[Start of Data]

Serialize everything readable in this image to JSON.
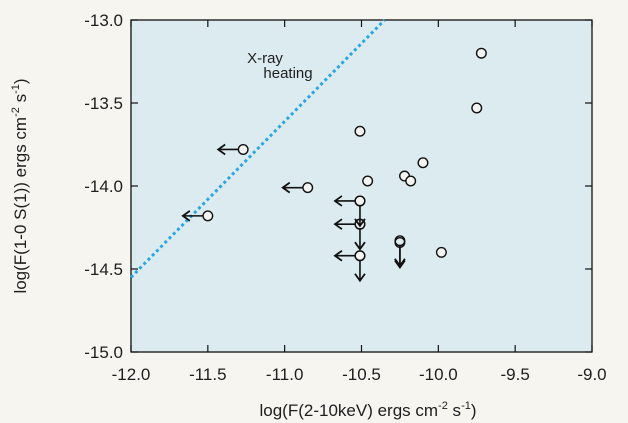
{
  "chart_data": {
    "type": "scatter",
    "xlabel": "log(F(2-10keV) ergs cm",
    "xlabel_sup1": "-2",
    "xlabel_mid": " s",
    "xlabel_sup2": "-1",
    "xlabel_end": ")",
    "ylabel": "log(F(1-0 S(1)) ergs cm",
    "ylabel_sup1": "-2",
    "ylabel_mid": " s",
    "ylabel_sup2": "-1",
    "ylabel_end": ")",
    "xlim": [
      -12.0,
      -9.0
    ],
    "ylim": [
      -15.0,
      -13.0
    ],
    "xticks": [
      -12.0,
      -11.5,
      -11.0,
      -10.5,
      -10.0,
      -9.5,
      -9.0
    ],
    "xtick_labels": [
      "-12.0",
      "-11.5",
      "-11.0",
      "-10.5",
      "-10.0",
      "-9.5",
      "-9.0"
    ],
    "yticks": [
      -13.0,
      -13.5,
      -14.0,
      -14.5,
      -15.0
    ],
    "ytick_labels": [
      "-13.0",
      "-13.5",
      "-14.0",
      "-14.5",
      "-15.0"
    ],
    "grid": false,
    "background_color": "#dcebf0",
    "annotation": {
      "line1": "X-ray",
      "line2": "heating"
    },
    "reference_line": {
      "style": "dotted",
      "color": "#2aa7e0",
      "x": [
        -12.0,
        -10.35
      ],
      "y": [
        -14.55,
        -13.0
      ]
    },
    "series": [
      {
        "marker": "open-circle",
        "points": [
          {
            "x": -9.72,
            "y": -13.2,
            "limit": "none"
          },
          {
            "x": -9.75,
            "y": -13.53,
            "limit": "none"
          },
          {
            "x": -10.51,
            "y": -13.67,
            "limit": "none"
          },
          {
            "x": -10.1,
            "y": -13.86,
            "limit": "none"
          },
          {
            "x": -10.22,
            "y": -13.94,
            "limit": "none"
          },
          {
            "x": -10.18,
            "y": -13.97,
            "limit": "none"
          },
          {
            "x": -10.46,
            "y": -13.97,
            "limit": "none"
          },
          {
            "x": -9.98,
            "y": -14.4,
            "limit": "none"
          },
          {
            "x": -11.27,
            "y": -13.78,
            "limit": "x-upper"
          },
          {
            "x": -10.85,
            "y": -14.01,
            "limit": "x-upper"
          },
          {
            "x": -11.5,
            "y": -14.18,
            "limit": "x-upper"
          },
          {
            "x": -10.51,
            "y": -14.09,
            "limit": "x-upper"
          },
          {
            "x": -10.51,
            "y": -14.23,
            "limit": "x-upper"
          },
          {
            "x": -10.51,
            "y": -14.42,
            "limit": "x-upper"
          },
          {
            "x": -10.51,
            "y": -14.09,
            "limit": "y-upper"
          },
          {
            "x": -10.51,
            "y": -14.23,
            "limit": "y-upper"
          },
          {
            "x": -10.51,
            "y": -14.42,
            "limit": "y-upper"
          },
          {
            "x": -10.25,
            "y": -14.33,
            "limit": "y-upper"
          },
          {
            "x": -10.25,
            "y": -14.34,
            "limit": "y-upper"
          }
        ]
      }
    ]
  }
}
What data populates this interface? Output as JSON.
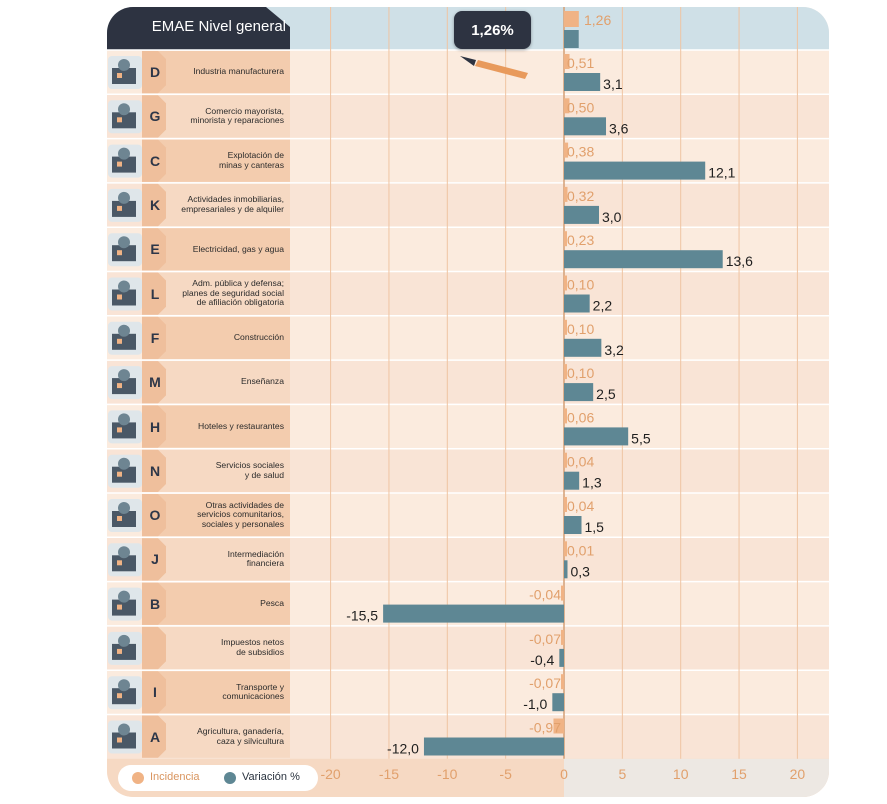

[End of Data]

Objective: Repeat the material above in full and exactly, omitting the pictures.

Final result:
Serialize everything readable in this image to JSON.
{
  "chart_data": {
    "type": "scatter",
    "xlabel": "log(F(2-10keV) ergs cm",
    "xlabel_sup1": "-2",
    "xlabel_mid": " s",
    "xlabel_sup2": "-1",
    "xlabel_end": ")",
    "ylabel": "log(F(1-0 S(1)) ergs cm",
    "ylabel_sup1": "-2",
    "ylabel_mid": " s",
    "ylabel_sup2": "-1",
    "ylabel_end": ")",
    "xlim": [
      -12.0,
      -9.0
    ],
    "ylim": [
      -15.0,
      -13.0
    ],
    "xticks": [
      -12.0,
      -11.5,
      -11.0,
      -10.5,
      -10.0,
      -9.5,
      -9.0
    ],
    "xtick_labels": [
      "-12.0",
      "-11.5",
      "-11.0",
      "-10.5",
      "-10.0",
      "-9.5",
      "-9.0"
    ],
    "yticks": [
      -13.0,
      -13.5,
      -14.0,
      -14.5,
      -15.0
    ],
    "ytick_labels": [
      "-13.0",
      "-13.5",
      "-14.0",
      "-14.5",
      "-15.0"
    ],
    "grid": false,
    "background_color": "#dcebf0",
    "annotation": {
      "line1": "X-ray",
      "line2": "heating"
    },
    "reference_line": {
      "style": "dotted",
      "color": "#2aa7e0",
      "x": [
        -12.0,
        -10.35
      ],
      "y": [
        -14.55,
        -13.0
      ]
    },
    "series": [
      {
        "marker": "open-circle",
        "points": [
          {
            "x": -9.72,
            "y": -13.2,
            "limit": "none"
          },
          {
            "x": -9.75,
            "y": -13.53,
            "limit": "none"
          },
          {
            "x": -10.51,
            "y": -13.67,
            "limit": "none"
          },
          {
            "x": -10.1,
            "y": -13.86,
            "limit": "none"
          },
          {
            "x": -10.22,
            "y": -13.94,
            "limit": "none"
          },
          {
            "x": -10.18,
            "y": -13.97,
            "limit": "none"
          },
          {
            "x": -10.46,
            "y": -13.97,
            "limit": "none"
          },
          {
            "x": -9.98,
            "y": -14.4,
            "limit": "none"
          },
          {
            "x": -11.27,
            "y": -13.78,
            "limit": "x-upper"
          },
          {
            "x": -10.85,
            "y": -14.01,
            "limit": "x-upper"
          },
          {
            "x": -11.5,
            "y": -14.18,
            "limit": "x-upper"
          },
          {
            "x": -10.51,
            "y": -14.09,
            "limit": "x-upper"
          },
          {
            "x": -10.51,
            "y": -14.23,
            "limit": "x-upper"
          },
          {
            "x": -10.51,
            "y": -14.42,
            "limit": "x-upper"
          },
          {
            "x": -10.51,
            "y": -14.09,
            "limit": "y-upper"
          },
          {
            "x": -10.51,
            "y": -14.23,
            "limit": "y-upper"
          },
          {
            "x": -10.51,
            "y": -14.42,
            "limit": "y-upper"
          },
          {
            "x": -10.25,
            "y": -14.33,
            "limit": "y-upper"
          },
          {
            "x": -10.25,
            "y": -14.34,
            "limit": "y-upper"
          }
        ]
      }
    ]
  }
}
What data populates this interface? Output as JSON.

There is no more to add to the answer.